Aim of the exercise —
Count the lines in the entries below that include the word "text". Give nothing but the number.

Dataset excerpt
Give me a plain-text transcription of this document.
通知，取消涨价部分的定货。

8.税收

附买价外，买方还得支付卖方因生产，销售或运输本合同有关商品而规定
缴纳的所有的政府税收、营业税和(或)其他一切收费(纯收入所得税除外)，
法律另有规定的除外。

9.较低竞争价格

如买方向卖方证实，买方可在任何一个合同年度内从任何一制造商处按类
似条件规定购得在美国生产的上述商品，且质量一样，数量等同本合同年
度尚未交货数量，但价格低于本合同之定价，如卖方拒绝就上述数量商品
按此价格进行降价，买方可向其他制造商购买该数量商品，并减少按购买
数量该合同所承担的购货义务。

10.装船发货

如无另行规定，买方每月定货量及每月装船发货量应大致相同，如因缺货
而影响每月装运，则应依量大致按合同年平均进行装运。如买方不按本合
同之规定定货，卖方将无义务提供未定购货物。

==

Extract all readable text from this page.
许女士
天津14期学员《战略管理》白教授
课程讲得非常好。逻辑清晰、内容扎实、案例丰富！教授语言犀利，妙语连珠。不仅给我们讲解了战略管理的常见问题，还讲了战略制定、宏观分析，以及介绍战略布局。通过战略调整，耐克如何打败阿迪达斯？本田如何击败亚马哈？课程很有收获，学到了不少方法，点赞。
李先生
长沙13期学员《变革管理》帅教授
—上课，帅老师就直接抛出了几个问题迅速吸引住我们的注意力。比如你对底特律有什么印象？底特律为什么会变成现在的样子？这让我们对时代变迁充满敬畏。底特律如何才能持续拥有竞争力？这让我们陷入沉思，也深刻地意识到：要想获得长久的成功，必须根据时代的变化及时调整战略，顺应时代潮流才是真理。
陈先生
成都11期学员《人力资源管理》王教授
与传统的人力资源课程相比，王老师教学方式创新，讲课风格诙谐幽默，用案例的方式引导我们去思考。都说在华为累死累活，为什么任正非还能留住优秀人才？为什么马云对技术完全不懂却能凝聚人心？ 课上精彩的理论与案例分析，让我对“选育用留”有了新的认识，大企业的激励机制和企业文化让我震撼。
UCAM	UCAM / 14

Reply —
2